◆ Tasks to complete
1. From the webhook monitoring guide, transcribe the passage from "When Stripe delivers" up to and including "last to know.".
2. In the webhook monitoring guide, which failure type is said to age silently for weeks?

--- Source ---

How to Detect Webhook Delivery Failures Before Your Customers Do

Webhooks are a terrible mechanism for critical business logic — except there's nothing better.

When Stripe delivers a payment_intent.succeeded event, your application needs to fulfil an order, provision access, and send a confirmation email. When GitHub fires a push event, your CI pipeline needs to trigger. When Twilio delivers message.delivered, your user gets marked as notified. If any of these webhooks silently stop arriving, your system doesn't crash — it just stops doing the right thing.

The signature failure mode of webhook problems: everything looks normal in your monitoring dashboard. Your application is healthy. Your API endpoints return 200s. But somewhere downstream, orders aren't fulfilling, pipelines aren't triggering, and customers are confused about why nothing happened.

You're almost always the last to know.

This guide is about flipping that. Here's how to build a webhook monitoring setup that detects failures before they become customer complaints.

Why Webhook Failures Are Hard to Detect

Webhook failures are hard to detect because webhooks invert the normal request/response model.

With standard API calls, you initiate the request. If it fails, you get an error. You log it. Your monitoring catches the error rate.

With webhooks, the third-party initiates the request. If they stop initiating it — or if the payload structure changes — your application does nothing. There's no error to catch. No error rate to spike. Just silence.

The Three Ways Webhooks Fail

Delivery failure. The webhook never arrives at your endpoint. Either your endpoint is down, the third-party service has a delivery outage, or something between them (firewall, DNS, load balancer) is blocking the request. This is the most obvious failure — your inbound request rate drops to zero.

Payload schema drift. The webhook arrives. Your endpoint returns 200. But the payload structure changed — a field was renamed, a nested object was restructured, an enum gained new values. Your handler processes the webhook "successfully" but with incorrect or incomplete data. This is the failure mode that ages silently for weeks.

Processing failure. The webhook arrives, but your handler code crashes or produces incorrect side effects. You may be returning 200 (swallowing the error) without successfully completing the business logic. The third-party thinks the webhook was delivered successfully. You have no idea it failed.

Each failure type requires a different detection approach.

How to Monitor Webhook Delivery Rate

The most fundamental webhook metric: are webhooks arriving at the expected rate?

If you process Stripe payment_intent.succeeded events and you normally receive 50 per hour during business hours, a sudden drop to zero should fire an alert. Not after 2 hours — within 10 minutes.

--- Record excerpts ---

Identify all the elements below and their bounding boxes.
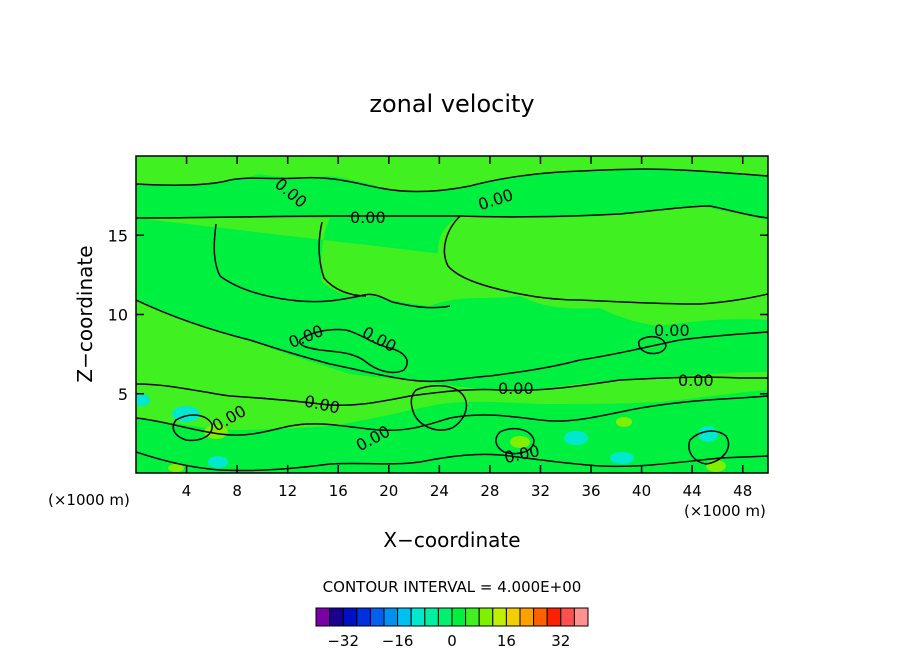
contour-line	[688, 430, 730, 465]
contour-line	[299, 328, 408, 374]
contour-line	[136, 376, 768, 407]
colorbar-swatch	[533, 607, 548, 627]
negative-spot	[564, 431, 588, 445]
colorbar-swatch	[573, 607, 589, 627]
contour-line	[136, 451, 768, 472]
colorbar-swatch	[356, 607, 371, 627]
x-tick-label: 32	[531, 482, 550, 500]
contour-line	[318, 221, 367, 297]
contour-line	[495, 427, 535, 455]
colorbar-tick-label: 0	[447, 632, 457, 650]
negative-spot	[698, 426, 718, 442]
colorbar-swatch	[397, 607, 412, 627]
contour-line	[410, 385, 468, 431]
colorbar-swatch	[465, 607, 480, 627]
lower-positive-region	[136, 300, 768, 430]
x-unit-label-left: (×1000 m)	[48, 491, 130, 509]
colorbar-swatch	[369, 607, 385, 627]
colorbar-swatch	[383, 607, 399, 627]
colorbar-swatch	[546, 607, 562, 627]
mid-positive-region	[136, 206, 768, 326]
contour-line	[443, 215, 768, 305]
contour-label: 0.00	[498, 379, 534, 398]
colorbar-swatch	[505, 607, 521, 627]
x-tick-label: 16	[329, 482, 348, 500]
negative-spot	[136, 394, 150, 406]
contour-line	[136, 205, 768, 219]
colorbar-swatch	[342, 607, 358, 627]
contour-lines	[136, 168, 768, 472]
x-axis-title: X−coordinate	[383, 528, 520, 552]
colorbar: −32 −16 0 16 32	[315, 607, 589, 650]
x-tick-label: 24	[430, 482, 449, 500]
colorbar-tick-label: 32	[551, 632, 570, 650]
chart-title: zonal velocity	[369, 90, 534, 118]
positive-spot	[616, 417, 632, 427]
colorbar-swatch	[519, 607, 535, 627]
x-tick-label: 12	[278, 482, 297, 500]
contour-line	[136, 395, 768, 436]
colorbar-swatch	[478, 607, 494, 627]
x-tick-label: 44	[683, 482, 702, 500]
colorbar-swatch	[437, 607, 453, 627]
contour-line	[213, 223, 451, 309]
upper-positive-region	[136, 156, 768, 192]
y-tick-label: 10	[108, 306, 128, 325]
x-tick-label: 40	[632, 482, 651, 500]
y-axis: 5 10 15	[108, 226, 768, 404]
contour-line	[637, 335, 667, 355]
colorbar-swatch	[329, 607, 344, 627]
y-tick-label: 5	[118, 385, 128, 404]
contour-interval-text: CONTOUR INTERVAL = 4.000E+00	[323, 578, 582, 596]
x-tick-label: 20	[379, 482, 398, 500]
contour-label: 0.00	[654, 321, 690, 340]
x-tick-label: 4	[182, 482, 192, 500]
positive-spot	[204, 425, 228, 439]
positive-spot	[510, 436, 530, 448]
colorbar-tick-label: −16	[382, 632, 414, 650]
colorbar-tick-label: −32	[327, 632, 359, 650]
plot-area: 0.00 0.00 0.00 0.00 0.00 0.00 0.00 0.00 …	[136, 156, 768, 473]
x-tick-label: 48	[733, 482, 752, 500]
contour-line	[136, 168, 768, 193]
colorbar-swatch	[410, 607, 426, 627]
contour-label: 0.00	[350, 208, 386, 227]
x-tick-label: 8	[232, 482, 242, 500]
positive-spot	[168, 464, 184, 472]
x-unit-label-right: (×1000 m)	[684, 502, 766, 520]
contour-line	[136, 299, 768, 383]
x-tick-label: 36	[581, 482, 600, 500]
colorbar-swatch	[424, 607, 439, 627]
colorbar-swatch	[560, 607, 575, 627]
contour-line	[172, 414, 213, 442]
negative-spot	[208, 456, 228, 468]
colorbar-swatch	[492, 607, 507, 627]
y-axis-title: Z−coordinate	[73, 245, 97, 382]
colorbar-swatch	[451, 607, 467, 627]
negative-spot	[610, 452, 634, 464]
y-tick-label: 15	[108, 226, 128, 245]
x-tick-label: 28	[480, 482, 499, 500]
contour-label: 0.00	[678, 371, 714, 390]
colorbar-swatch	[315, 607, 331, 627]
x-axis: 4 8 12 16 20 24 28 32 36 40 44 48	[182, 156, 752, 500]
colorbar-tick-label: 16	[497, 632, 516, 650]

---

◆ The results
1.
When Stripe delivers a payment_intent.succeeded event, your application needs to fulfil an order, provision access, and send a confirmation email. When GitHub fires a push event, your CI pipeline needs to trigger. When Twilio delivers message.delivered, your user gets marked as notified. If any of these webhooks silently stop arriving, your system doesn't crash — it just stops doing the right thing.

The signature failure mode of webhook problems: everything looks normal in your monitoring dashboard. Your application is healthy. Your API endpoints return 200s. But somewhere downstream, orders aren't fulfilling, pipelines aren't triggering, and customers are confused about why nothing happened.

You're almost always the last to know.

2. Payload schema drift.